**What is needed:** From the entries below, pull out each line where "ylabel" appears.

**Data entries:**
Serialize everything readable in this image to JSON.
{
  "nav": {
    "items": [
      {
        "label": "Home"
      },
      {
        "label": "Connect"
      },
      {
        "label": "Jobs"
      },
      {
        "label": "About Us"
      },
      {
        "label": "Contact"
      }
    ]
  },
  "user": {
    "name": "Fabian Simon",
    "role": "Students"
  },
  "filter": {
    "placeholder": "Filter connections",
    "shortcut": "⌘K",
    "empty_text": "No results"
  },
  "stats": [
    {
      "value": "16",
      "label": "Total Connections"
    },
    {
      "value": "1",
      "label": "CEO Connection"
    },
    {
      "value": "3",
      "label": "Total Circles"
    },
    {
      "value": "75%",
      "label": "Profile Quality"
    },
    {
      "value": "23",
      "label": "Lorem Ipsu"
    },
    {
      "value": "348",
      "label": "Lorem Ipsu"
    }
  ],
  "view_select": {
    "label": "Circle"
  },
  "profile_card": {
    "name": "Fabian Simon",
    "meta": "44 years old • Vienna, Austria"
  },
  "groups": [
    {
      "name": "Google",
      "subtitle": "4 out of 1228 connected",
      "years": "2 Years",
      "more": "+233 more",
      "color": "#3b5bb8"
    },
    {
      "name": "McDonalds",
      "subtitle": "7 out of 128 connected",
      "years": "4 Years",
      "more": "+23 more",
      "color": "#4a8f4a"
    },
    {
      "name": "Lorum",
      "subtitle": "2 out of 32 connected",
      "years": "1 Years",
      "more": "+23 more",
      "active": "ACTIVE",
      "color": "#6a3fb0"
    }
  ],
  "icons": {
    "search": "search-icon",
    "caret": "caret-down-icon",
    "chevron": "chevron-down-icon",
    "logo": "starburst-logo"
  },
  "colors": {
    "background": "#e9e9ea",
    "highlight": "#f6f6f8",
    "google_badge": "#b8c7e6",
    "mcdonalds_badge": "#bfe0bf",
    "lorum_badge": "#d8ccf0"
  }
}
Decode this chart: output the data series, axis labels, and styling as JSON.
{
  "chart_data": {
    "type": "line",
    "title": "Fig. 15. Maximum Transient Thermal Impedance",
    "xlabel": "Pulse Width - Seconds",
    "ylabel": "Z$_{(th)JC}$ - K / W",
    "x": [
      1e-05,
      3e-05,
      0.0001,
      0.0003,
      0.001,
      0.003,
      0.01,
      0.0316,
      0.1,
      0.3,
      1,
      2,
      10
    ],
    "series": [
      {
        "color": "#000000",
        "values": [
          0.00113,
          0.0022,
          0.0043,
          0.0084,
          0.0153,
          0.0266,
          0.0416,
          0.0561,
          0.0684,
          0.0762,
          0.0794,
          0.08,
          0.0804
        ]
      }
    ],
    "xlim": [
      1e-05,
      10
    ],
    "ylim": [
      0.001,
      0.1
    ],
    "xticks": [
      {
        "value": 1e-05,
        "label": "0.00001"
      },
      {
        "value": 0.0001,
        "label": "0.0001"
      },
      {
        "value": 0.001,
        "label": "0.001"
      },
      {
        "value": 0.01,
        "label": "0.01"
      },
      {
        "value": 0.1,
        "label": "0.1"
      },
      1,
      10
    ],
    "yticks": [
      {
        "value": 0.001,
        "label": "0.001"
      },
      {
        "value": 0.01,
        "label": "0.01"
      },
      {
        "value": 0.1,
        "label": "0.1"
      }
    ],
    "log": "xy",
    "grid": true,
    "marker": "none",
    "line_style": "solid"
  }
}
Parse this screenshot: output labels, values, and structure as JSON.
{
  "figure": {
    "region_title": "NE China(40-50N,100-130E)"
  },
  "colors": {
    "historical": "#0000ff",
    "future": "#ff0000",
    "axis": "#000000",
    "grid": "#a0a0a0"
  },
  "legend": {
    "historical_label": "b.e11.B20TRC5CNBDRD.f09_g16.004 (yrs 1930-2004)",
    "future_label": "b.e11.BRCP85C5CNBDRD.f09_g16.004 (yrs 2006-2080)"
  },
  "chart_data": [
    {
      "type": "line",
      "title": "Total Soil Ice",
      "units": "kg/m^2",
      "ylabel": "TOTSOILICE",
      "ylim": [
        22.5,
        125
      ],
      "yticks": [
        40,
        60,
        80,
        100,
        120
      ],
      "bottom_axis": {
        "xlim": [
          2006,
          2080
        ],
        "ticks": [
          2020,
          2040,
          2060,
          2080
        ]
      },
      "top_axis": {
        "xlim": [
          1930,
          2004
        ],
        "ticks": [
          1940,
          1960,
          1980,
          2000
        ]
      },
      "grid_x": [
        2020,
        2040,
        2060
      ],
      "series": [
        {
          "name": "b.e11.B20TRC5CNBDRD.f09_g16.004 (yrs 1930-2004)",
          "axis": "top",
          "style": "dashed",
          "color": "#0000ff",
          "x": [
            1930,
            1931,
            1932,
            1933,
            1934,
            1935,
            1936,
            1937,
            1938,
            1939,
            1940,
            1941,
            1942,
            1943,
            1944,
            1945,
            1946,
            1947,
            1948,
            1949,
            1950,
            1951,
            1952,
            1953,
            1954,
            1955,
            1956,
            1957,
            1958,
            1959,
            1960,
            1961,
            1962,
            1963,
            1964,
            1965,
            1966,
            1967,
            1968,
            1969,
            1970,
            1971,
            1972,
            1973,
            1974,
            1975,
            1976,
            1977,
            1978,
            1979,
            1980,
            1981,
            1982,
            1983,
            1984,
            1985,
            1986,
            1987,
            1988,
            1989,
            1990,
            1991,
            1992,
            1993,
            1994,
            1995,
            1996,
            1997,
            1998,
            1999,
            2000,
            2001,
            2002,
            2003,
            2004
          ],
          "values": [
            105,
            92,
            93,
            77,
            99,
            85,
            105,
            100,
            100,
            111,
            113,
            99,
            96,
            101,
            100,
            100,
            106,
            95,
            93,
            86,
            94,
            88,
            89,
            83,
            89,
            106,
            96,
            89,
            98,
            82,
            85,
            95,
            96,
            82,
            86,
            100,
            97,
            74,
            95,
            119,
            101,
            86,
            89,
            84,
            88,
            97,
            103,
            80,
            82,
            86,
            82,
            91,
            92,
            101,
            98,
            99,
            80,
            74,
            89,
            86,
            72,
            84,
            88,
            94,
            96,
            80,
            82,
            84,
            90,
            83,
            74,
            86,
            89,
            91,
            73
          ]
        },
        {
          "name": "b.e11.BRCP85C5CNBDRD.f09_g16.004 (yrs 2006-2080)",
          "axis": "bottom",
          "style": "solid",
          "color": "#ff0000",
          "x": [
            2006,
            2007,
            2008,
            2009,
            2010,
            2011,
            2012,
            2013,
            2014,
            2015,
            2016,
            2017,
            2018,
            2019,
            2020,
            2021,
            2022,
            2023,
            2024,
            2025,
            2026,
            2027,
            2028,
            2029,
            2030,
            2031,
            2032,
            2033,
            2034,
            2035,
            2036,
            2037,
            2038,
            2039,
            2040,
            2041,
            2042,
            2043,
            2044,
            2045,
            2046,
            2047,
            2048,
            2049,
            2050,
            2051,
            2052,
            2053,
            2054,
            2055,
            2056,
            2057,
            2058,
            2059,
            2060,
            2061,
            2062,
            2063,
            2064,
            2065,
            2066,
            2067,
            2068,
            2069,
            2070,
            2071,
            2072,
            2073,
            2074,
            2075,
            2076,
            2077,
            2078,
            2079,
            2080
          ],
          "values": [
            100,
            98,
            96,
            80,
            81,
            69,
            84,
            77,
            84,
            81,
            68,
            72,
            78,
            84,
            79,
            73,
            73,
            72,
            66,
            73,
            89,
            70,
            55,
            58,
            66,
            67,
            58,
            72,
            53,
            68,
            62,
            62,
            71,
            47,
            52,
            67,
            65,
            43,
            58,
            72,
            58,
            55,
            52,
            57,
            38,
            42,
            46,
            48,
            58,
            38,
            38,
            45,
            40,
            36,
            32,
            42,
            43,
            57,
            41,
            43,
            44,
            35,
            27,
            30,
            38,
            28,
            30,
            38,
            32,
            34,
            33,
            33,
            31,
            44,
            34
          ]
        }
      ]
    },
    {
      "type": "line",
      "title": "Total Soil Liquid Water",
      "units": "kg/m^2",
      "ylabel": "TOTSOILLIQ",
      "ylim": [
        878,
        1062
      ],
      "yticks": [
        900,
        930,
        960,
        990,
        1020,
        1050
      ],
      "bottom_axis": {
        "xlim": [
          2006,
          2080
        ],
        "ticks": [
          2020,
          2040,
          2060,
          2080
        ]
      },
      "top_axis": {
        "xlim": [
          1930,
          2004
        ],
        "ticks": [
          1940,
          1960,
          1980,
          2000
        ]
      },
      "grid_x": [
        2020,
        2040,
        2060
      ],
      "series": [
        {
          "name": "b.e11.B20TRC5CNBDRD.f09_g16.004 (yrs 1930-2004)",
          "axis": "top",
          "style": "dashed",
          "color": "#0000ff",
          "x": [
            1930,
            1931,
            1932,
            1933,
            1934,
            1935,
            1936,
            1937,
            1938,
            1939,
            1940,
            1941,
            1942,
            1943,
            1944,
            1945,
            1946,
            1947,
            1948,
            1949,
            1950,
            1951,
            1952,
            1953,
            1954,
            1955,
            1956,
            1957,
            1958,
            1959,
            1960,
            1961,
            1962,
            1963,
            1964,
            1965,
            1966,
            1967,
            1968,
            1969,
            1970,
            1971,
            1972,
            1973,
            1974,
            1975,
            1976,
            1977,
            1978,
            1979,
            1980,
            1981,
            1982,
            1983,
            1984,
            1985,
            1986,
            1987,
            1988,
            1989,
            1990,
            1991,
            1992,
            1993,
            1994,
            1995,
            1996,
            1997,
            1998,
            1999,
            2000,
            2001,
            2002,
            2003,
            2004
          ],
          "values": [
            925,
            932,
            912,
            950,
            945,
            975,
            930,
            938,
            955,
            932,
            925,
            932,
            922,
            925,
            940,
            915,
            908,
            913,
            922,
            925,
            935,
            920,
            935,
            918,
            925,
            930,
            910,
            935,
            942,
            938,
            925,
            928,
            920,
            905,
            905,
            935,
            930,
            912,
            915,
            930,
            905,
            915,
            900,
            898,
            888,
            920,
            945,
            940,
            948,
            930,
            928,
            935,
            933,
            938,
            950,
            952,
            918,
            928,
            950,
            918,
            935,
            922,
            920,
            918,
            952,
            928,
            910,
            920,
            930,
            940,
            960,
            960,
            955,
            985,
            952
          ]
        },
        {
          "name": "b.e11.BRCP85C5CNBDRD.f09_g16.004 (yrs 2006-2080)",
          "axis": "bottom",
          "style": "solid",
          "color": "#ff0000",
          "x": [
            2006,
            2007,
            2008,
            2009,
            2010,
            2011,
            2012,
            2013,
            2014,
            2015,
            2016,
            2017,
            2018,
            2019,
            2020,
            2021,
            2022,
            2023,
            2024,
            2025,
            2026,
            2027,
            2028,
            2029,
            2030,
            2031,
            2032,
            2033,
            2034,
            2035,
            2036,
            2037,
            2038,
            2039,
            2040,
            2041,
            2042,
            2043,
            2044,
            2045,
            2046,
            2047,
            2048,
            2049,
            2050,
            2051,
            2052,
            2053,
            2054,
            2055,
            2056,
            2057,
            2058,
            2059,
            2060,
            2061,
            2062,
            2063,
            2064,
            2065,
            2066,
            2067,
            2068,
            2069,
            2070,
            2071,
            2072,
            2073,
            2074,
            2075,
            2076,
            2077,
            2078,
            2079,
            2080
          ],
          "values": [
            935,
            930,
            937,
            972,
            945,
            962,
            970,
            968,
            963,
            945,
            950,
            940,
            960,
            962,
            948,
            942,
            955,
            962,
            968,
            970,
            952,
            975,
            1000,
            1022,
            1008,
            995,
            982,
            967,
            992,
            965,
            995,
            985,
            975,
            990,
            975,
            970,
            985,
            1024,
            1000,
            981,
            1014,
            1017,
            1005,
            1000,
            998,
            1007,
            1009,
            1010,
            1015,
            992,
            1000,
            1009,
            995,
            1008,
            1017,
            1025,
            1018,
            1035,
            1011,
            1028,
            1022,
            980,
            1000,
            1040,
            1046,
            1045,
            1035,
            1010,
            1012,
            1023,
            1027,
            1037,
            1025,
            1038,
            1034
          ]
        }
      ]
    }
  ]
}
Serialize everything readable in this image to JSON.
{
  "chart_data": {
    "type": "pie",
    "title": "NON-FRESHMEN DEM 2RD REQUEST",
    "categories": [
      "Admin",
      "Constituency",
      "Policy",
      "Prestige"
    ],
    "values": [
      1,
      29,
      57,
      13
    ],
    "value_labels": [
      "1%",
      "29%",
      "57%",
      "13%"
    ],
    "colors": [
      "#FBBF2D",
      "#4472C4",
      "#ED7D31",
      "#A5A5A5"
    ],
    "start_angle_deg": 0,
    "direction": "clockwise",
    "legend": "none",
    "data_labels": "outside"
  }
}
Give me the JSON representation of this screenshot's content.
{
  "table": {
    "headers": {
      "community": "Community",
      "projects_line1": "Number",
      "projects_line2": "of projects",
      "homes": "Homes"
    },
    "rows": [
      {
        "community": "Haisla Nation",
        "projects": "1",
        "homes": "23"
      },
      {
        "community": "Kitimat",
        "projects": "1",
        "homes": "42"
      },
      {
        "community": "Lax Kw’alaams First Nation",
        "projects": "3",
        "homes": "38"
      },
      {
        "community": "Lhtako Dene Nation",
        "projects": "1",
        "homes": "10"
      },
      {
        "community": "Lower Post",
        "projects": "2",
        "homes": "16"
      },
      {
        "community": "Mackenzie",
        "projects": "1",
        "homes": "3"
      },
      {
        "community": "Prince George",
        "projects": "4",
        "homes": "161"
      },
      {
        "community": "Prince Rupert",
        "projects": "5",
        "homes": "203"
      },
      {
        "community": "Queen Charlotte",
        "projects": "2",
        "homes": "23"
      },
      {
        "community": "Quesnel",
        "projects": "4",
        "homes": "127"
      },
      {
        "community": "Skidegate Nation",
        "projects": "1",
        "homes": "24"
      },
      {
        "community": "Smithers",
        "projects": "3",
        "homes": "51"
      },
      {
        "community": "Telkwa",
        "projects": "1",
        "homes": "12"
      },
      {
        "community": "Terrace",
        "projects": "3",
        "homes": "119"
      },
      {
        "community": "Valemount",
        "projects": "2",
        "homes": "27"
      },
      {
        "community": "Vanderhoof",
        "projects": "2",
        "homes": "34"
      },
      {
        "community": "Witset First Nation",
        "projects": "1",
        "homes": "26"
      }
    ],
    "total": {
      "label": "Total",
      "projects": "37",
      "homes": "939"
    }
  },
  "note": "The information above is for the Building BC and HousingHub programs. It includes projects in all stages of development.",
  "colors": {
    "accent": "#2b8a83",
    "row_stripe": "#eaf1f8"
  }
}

**Final result:**
    "ylabel": "Z$_{(th)JC}$ - K / W",
      "ylabel": "TOTSOILICE",
      "ylabel": "TOTSOILLIQ",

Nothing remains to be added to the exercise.